◆ **Exercise details**
Translate this sentence from the Hall of Fame voting quotes into Spanish: "I’d rather vote for someone one year too late than one year too early."

>> begin Selected excerpt

THOSE BRAVE UPHOLDERS OF TRADITION
“I sent in a blank ballot. I didn’t vote for anybody. It’s nothing personal against Tony Gwynn or Cal Ripken Jr., who have numbers that speak for themselves. … (But) to me, the steroid era is not worthy of my vote. Anyone who played in that era makes me reluctant to jump on bandwagons.”
–Chicago sportswriter Paul Ladewski, on his HOF ballot.
“I want him to vote his conscience. I want him to vote how he feels. I don’t want anybody trying to sing my praises. If he feels like I’m worthy enough, then hey. … If he doesn’t, for whatever reason, then don’t.”
—Padres OF Tony Gwynn on Ladewski. (Tim Sullivan, San Diego Union-Tribune)
“I’m not the kind of person who will rant and rave. I want to make a conscientious vote on this. I don’t want to go in half-cocked. I’d rather vote for someone one year too late than one year too early.”
WAS THE CIVIL RIGHTS ACT UNANIMOUS? I REST MY CASE.
“I will say this about unanimity. I don’t think it will ever happen, and am not sure that it should. What is wrong with dissent? Isn’t that part of the American character? Not everybody voted for George Washington or Abe Lincoln, a couple of slam-dunk Hall of Famers, if you ask me. At the risk of being blasphemous, even Jesus did not get a unanimous vote at the Last Supper.”

>> end Selected excerpt
>> begin Given information

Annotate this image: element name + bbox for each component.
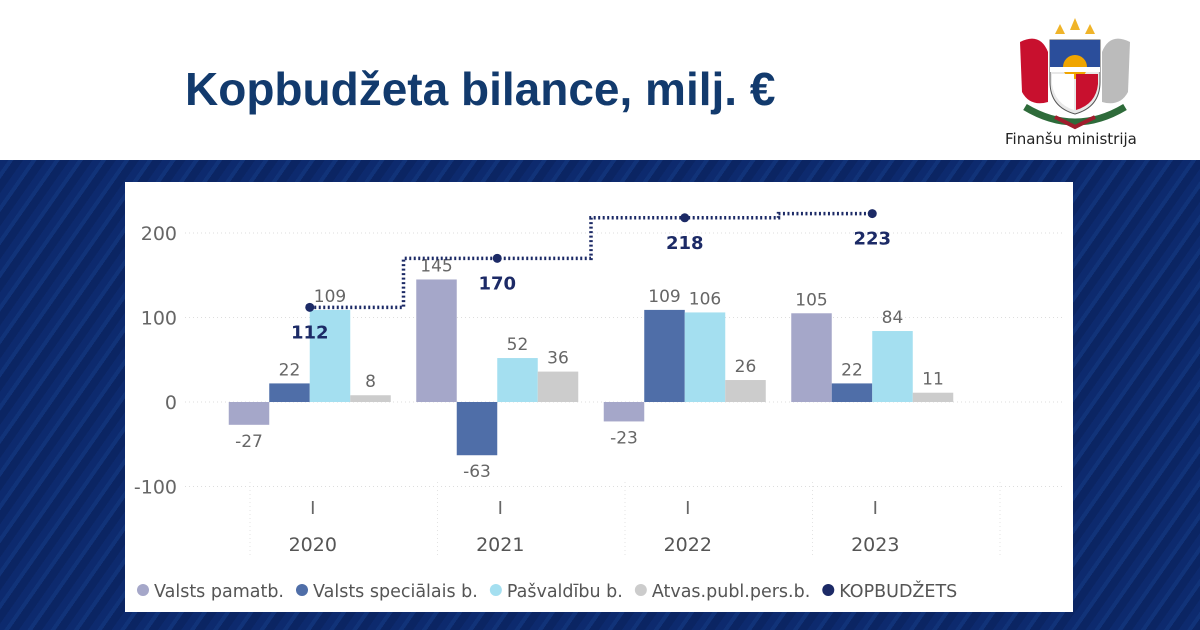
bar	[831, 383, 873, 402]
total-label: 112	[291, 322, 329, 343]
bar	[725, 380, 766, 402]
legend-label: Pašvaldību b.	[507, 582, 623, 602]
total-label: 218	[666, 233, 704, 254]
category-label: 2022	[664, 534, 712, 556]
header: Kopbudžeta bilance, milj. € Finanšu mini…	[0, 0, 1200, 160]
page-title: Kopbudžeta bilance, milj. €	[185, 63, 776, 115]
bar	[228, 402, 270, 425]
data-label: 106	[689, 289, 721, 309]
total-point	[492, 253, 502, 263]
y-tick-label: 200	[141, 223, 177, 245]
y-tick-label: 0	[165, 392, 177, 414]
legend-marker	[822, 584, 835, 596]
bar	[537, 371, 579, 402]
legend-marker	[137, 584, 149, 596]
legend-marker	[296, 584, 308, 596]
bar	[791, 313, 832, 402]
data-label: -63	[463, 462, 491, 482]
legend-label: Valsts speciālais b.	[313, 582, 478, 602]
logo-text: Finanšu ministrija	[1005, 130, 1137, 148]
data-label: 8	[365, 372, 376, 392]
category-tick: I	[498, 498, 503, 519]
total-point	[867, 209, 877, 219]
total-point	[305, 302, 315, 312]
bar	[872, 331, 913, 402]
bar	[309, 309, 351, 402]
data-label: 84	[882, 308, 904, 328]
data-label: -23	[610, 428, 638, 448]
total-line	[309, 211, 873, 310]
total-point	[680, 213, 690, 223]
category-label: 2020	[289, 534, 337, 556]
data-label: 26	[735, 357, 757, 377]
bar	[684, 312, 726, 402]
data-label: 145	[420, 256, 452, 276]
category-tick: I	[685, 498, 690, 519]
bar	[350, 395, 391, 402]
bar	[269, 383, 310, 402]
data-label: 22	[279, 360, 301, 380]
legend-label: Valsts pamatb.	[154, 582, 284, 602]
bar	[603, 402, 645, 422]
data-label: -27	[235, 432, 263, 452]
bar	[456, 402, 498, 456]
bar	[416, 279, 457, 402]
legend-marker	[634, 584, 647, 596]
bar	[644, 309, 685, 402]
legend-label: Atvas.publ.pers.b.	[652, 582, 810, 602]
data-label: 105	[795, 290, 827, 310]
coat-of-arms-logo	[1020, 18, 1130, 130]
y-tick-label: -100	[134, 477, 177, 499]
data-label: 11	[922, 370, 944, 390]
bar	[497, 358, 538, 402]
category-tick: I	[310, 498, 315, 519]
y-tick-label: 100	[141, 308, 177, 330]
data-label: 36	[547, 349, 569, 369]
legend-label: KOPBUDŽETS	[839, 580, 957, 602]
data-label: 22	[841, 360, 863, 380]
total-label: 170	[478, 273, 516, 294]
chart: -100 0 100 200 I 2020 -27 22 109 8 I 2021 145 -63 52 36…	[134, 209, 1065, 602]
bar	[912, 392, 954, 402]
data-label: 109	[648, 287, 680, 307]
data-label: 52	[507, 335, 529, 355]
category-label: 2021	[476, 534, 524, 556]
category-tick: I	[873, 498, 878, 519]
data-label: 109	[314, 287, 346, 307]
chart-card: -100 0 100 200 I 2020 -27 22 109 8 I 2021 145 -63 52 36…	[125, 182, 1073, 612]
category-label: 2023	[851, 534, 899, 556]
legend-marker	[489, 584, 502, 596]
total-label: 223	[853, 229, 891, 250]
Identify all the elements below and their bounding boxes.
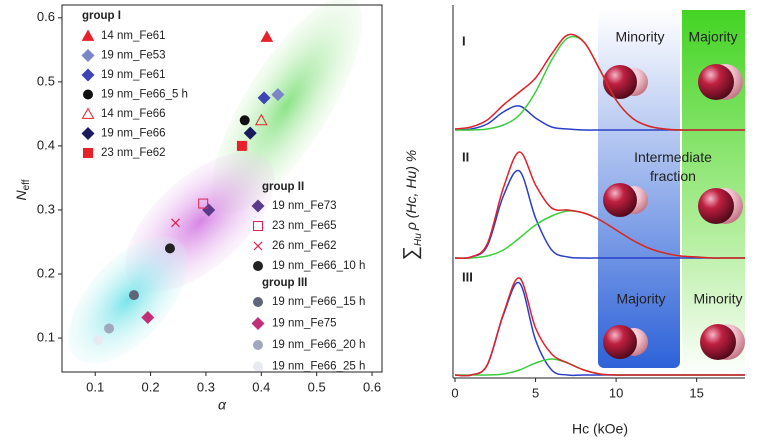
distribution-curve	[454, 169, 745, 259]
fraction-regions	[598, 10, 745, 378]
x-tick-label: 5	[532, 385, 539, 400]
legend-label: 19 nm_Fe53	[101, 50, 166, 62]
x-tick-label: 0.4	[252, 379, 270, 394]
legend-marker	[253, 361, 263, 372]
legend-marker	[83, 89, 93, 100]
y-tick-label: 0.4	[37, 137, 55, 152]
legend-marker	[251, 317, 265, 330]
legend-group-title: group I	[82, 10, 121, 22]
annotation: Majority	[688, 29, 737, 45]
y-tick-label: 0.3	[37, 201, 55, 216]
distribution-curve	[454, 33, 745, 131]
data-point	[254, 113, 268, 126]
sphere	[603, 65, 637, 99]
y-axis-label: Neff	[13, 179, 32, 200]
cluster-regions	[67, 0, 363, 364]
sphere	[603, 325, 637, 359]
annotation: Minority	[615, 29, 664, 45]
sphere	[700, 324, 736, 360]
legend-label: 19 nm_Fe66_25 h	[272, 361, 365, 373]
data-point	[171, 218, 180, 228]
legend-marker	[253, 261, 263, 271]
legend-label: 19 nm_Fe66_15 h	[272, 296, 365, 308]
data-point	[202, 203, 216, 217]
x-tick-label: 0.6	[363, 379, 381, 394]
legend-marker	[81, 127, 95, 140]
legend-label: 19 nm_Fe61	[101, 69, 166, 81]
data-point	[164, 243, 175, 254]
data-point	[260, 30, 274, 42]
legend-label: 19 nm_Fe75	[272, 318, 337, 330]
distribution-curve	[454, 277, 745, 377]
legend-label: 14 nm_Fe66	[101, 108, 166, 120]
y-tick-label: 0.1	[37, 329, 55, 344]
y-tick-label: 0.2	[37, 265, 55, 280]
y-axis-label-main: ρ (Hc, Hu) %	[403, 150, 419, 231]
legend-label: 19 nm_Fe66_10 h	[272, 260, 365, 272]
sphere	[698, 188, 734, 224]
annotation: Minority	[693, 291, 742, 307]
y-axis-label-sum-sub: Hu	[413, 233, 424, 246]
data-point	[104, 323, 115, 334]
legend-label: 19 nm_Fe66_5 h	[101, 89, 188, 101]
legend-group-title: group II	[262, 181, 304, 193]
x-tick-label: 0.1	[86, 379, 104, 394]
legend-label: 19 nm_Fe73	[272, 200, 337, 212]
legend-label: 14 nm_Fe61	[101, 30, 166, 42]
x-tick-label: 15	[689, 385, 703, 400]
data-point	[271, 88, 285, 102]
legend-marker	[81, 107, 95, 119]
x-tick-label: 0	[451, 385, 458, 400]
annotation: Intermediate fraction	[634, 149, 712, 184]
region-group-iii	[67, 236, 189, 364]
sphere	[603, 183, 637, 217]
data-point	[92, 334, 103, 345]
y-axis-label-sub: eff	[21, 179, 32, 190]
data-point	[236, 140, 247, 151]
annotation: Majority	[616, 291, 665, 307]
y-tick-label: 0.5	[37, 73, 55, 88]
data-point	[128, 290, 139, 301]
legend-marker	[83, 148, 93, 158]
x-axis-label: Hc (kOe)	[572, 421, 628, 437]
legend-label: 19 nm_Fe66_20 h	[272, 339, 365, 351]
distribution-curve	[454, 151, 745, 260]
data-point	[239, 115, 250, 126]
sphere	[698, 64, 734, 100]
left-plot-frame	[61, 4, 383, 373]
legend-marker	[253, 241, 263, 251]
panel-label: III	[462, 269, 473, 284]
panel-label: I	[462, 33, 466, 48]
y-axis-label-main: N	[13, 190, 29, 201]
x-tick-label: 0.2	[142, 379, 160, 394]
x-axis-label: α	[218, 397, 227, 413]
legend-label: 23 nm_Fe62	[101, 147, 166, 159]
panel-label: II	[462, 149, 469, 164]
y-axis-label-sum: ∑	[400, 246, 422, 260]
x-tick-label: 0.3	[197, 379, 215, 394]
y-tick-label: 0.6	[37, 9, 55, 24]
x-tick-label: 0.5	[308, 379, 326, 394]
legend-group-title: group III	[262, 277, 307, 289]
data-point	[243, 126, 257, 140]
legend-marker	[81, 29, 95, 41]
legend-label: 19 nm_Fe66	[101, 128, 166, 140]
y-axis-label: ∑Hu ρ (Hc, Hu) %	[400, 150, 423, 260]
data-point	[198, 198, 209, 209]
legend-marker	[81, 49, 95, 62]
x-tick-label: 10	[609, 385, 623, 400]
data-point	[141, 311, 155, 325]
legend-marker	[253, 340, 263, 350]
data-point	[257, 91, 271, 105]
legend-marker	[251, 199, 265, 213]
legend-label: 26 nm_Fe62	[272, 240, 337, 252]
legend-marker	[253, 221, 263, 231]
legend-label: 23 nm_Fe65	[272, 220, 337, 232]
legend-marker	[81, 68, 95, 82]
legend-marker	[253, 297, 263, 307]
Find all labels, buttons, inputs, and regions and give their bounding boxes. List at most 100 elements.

>> end Given information

◆ **Final result**
Prefiero votar por alguien un año demasiado tarde que un año demasiado pronto.